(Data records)

##########

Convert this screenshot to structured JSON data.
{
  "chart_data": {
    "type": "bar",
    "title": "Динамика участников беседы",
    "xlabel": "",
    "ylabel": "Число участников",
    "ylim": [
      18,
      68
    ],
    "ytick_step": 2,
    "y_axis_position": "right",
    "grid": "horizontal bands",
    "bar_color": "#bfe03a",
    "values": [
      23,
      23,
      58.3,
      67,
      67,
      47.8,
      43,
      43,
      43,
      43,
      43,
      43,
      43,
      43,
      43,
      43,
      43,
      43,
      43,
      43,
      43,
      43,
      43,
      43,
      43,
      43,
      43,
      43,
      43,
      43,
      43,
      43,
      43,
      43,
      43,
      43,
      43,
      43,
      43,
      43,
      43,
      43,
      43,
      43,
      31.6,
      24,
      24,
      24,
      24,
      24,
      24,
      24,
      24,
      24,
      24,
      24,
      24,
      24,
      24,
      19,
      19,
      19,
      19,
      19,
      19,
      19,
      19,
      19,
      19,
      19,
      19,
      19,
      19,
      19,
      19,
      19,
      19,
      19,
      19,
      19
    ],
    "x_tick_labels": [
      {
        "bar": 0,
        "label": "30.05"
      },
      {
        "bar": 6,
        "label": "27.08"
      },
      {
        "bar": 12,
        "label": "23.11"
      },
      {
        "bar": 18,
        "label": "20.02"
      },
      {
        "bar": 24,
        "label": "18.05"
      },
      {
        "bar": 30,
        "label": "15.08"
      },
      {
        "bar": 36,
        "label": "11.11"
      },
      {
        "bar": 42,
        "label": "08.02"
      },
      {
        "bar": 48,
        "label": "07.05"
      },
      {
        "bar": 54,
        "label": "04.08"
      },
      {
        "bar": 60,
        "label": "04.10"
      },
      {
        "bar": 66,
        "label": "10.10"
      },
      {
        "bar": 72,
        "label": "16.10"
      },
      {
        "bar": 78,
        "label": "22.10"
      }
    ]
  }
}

##########

▸ **Written problem**: Please output the entries above, every line exactly as it reads.

▸ **Exercise result**:
Convert this screenshot to structured JSON data.
{
  "chart_data": {
    "type": "bar",
    "title": "Динамика участников беседы",
    "xlabel": "",
    "ylabel": "Число участников",
    "ylim": [
      18,
      68
    ],
    "ytick_step": 2,
    "y_axis_position": "right",
    "grid": "horizontal bands",
    "bar_color": "#bfe03a",
    "values": [
      23,
      23,
      58.3,
      67,
      67,
      47.8,
      43,
      43,
      43,
      43,
      43,
      43,
      43,
      43,
      43,
      43,
      43,
      43,
      43,
      43,
      43,
      43,
      43,
      43,
      43,
      43,
      43,
      43,
      43,
      43,
      43,
      43,
      43,
      43,
      43,
      43,
      43,
      43,
      43,
      43,
      43,
      43,
      43,
      43,
      31.6,
      24,
      24,
      24,
      24,
      24,
      24,
      24,
      24,
      24,
      24,
      24,
      24,
      24,
      24,
      19,
      19,
      19,
      19,
      19,
      19,
      19,
      19,
      19,
      19,
      19,
      19,
      19,
      19,
      19,
      19,
      19,
      19,
      19,
      19,
      19
    ],
    "x_tick_labels": [
      {
        "bar": 0,
        "label": "30.05"
      },
      {
        "bar": 6,
        "label": "27.08"
      },
      {
        "bar": 12,
        "label": "23.11"
      },
      {
        "bar": 18,
        "label": "20.02"
      },
      {
        "bar": 24,
        "label": "18.05"
      },
      {
        "bar": 30,
        "label": "15.08"
      },
      {
        "bar": 36,
        "label": "11.11"
      },
      {
        "bar": 42,
        "label": "08.02"
      },
      {
        "bar": 48,
        "label": "07.05"
      },
      {
        "bar": 54,
        "label": "04.08"
      },
      {
        "bar": 60,
        "label": "04.10"
      },
      {
        "bar": 66,
        "label": "10.10"
      },
      {
        "bar": 72,
        "label": "16.10"
      },
      {
        "bar": 78,
        "label": "22.10"
      }
    ]
  }
}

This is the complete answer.